◆ **Data provided**:
+ + + + + + +

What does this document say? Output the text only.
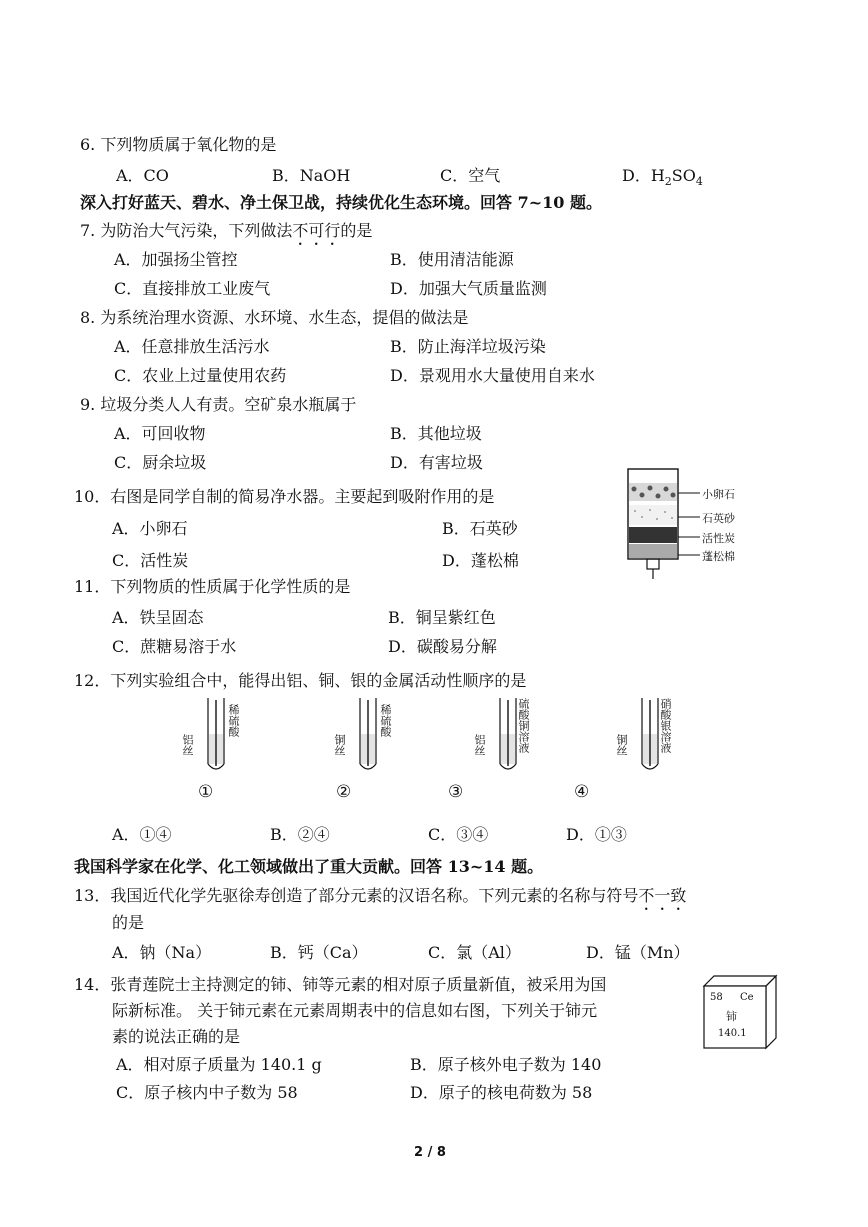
6. 下列物质属于氧化物的是
A．CO	B．NaOH	C．空气	D．$H_2SO_4$
深入打好蓝天、碧水、净土保卫战，持续优化生态环境。回答 7~10 题。
7. 为防治大气污染，下列做法不可行的是
A．加强扬尘管控	B．使用清洁能源
C．直接排放工业废气	D．加强大气质量监测
8. 为系统治理水资源、水环境、水生态，提倡的做法是
A．任意排放生活污水	B．防止海洋垃圾污染
C．农业上过量使用农药	D．景观用水大量使用自来水
9. 垃圾分类人人有责。空矿泉水瓶属于
A．可回收物	B．其他垃圾
C．厨余垃圾	D．有害垃圾
10．右图是同学自制的简易净水器。主要起到吸附作用的是
A．小卵石	B．石英砂
C．活性炭	D．蓬松棉
小卵石
石英砂
活性炭
蓬松棉
11．下列物质的性质属于化学性质的是
A．铁呈固态	B．铜呈紫红色
C．蔗糖易溶于水	D．碳酸易分解
12．下列实验组合中，能得出铝、铜、银的金属活动性顺序的是
铝丝
稀硫酸
①
铜丝
稀硫酸
②
铝丝	硫酸铜溶液
③
铜丝	硝酸银溶液
④
A．①④	B．②④	C．③④	D．①③
我国科学家在化学、化工领域做出了重大贡献。回答 13~14 题。
13．我国近代化学先驱徐寿创造了部分元素的汉语名称。下列元素的名称与符号不一致
的是
A．钠（Na）	B．钙（Ca）	C．氯（Al）	D．锰（Mn）
14．张青莲院士主持测定的铈、铈等元素的相对原子质量新值，被采用为国
际新标准。 关于铈元素在元素周期表中的信息如右图，下列关于铈元
素的说法正确的是
A．相对原子质量为 140.1 g	B．原子核外电子数为 140
C．原子核内中子数为 58	D．原子的核电荷数为 58
58 Ce
铈
140.1
2 / 8
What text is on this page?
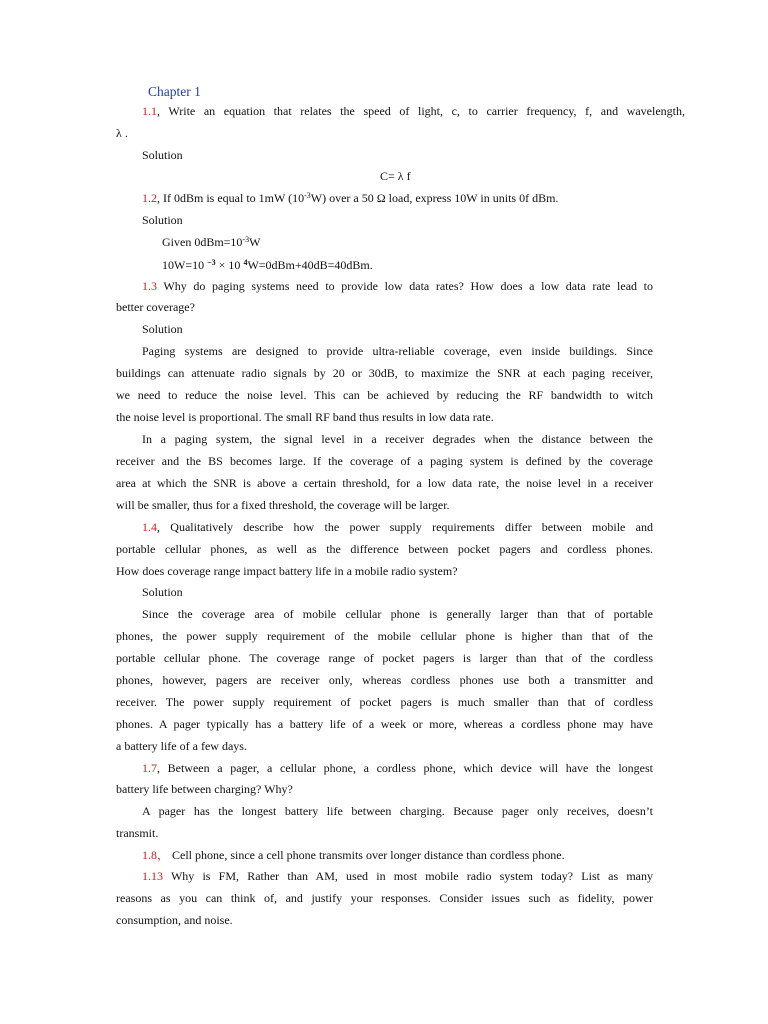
Chapter 1

1.1, Write an equation that relates the speed of light, c, to carrier frequency, f, and wavelength,

λ .

Solution

C= λ f

1.2, If 0dBm is equal to 1mW $(10^{-3}W)$ over a 50 Ω load, express 10W in units 0f dBm.

Solution

Given $0dBm=10^{-3}W$

10W=10 $^{-3}$ × 10 $^4$W=0dBm+40dB=40dBm.

1.3 Why do paging systems need to provide low data rates? How does a low data rate lead to

better coverage?

Solution

Paging systems are designed to provide ultra-reliable coverage, even inside buildings. Since

buildings can attenuate radio signals by 20 or 30dB, to maximize the SNR at each paging receiver,

we need to reduce the noise level. This can be achieved by reducing the RF bandwidth to witch

the noise level is proportional. The small RF band thus results in low data rate.

In a paging system, the signal level in a receiver degrades when the distance between the

receiver and the BS becomes large. If the coverage of a paging system is defined by the coverage

area at which the SNR is above a certain threshold, for a low data rate, the noise level in a receiver

will be smaller, thus for a fixed threshold, the coverage will be larger.

1.4, Qualitatively describe how the power supply requirements differ between mobile and

portable cellular phones, as well as the difference between pocket pagers and cordless phones.

How does coverage range impact battery life in a mobile radio system?

Solution

Since the coverage area of mobile cellular phone is generally larger than that of portable

phones, the power supply requirement of the mobile cellular phone is higher than that of the

portable cellular phone. The coverage range of pocket pagers is larger than that of the cordless

phones, however, pagers are receiver only, whereas cordless phones use both a transmitter and

receiver. The power supply requirement of pocket pagers is much smaller than that of cordless

phones. A pager typically has a battery life of a week or more, whereas a cordless phone may have

a battery life of a few days.

1.7, Between a pager, a cellular phone, a cordless phone, which device will have the longest

battery life between charging? Why?

A pager has the longest battery life between charging. Because pager only receives, doesn’t

transmit.

1.8， Cell phone, since a cell phone transmits over longer distance than cordless phone.

1.13 Why is FM, Rather than AM, used in most mobile radio system today? List as many

reasons as you can think of, and justify your responses. Consider issues such as fidelity, power

consumption, and noise.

+ + + + + + +

◆ **Task objective**: Copy every line above word for word and exclude the pictures.

◆ **Result**:
What does this document say? Output the text only.
6. 下列物质属于氧化物的是
A．CO	B．NaOH	C．空气	D．$H_2SO_4$
深入打好蓝天、碧水、净土保卫战，持续优化生态环境。回答 7~10 题。
7. 为防治大气污染，下列做法不可行的是
A．加强扬尘管控	B．使用清洁能源
C．直接排放工业废气	D．加强大气质量监测
8. 为系统治理水资源、水环境、水生态，提倡的做法是
A．任意排放生活污水	B．防止海洋垃圾污染
C．农业上过量使用农药	D．景观用水大量使用自来水
9. 垃圾分类人人有责。空矿泉水瓶属于
A．可回收物	B．其他垃圾
C．厨余垃圾	D．有害垃圾
10．右图是同学自制的简易净水器。主要起到吸附作用的是
A．小卵石	B．石英砂
C．活性炭	D．蓬松棉
小卵石
石英砂
活性炭
蓬松棉
11．下列物质的性质属于化学性质的是
A．铁呈固态	B．铜呈紫红色
C．蔗糖易溶于水	D．碳酸易分解
12．下列实验组合中，能得出铝、铜、银的金属活动性顺序的是
铝丝
稀硫酸
①
铜丝
稀硫酸
②
铝丝	硫酸铜溶液
③
铜丝	硝酸银溶液
④
A．①④	B．②④	C．③④	D．①③
我国科学家在化学、化工领域做出了重大贡献。回答 13~14 题。
13．我国近代化学先驱徐寿创造了部分元素的汉语名称。下列元素的名称与符号不一致
的是
A．钠（Na）	B．钙（Ca）	C．氯（Al）	D．锰（Mn）
14．张青莲院士主持测定的铈、铈等元素的相对原子质量新值，被采用为国
际新标准。 关于铈元素在元素周期表中的信息如右图，下列关于铈元
素的说法正确的是
A．相对原子质量为 140.1 g	B．原子核外电子数为 140
C．原子核内中子数为 58	D．原子的核电荷数为 58
58 Ce
铈
140.1
2 / 8
What text is on this page?
Chapter 1

1.1, Write an equation that relates the speed of light, c, to carrier frequency, f, and wavelength,

λ .

Solution

C= λ f

1.2, If 0dBm is equal to 1mW $(10^{-3}W)$ over a 50 Ω load, express 10W in units 0f dBm.

Solution

Given $0dBm=10^{-3}W$

10W=10 $^{-3}$ × 10 $^4$W=0dBm+40dB=40dBm.

1.3 Why do paging systems need to provide low data rates? How does a low data rate lead to

better coverage?

Solution

Paging systems are designed to provide ultra-reliable coverage, even inside buildings. Since

buildings can attenuate radio signals by 20 or 30dB, to maximize the SNR at each paging receiver,

we need to reduce the noise level. This can be achieved by reducing the RF bandwidth to witch

the noise level is proportional. The small RF band thus results in low data rate.

In a paging system, the signal level in a receiver degrades when the distance between the

receiver and the BS becomes large. If the coverage of a paging system is defined by the coverage

area at which the SNR is above a certain threshold, for a low data rate, the noise level in a receiver

will be smaller, thus for a fixed threshold, the coverage will be larger.

1.4, Qualitatively describe how the power supply requirements differ between mobile and

portable cellular phones, as well as the difference between pocket pagers and cordless phones.

How does coverage range impact battery life in a mobile radio system?

Solution

Since the coverage area of mobile cellular phone is generally larger than that of portable

phones, the power supply requirement of the mobile cellular phone is higher than that of the

portable cellular phone. The coverage range of pocket pagers is larger than that of the cordless

phones, however, pagers are receiver only, whereas cordless phones use both a transmitter and

receiver. The power supply requirement of pocket pagers is much smaller than that of cordless

phones. A pager typically has a battery life of a week or more, whereas a cordless phone may have

a battery life of a few days.

1.7, Between a pager, a cellular phone, a cordless phone, which device will have the longest

battery life between charging? Why?

A pager has the longest battery life between charging. Because pager only receives, doesn’t

transmit.

1.8， Cell phone, since a cell phone transmits over longer distance than cordless phone.

1.13 Why is FM, Rather than AM, used in most mobile radio system today? List as many

reasons as you can think of, and justify your responses. Consider issues such as fidelity, power

consumption, and noise.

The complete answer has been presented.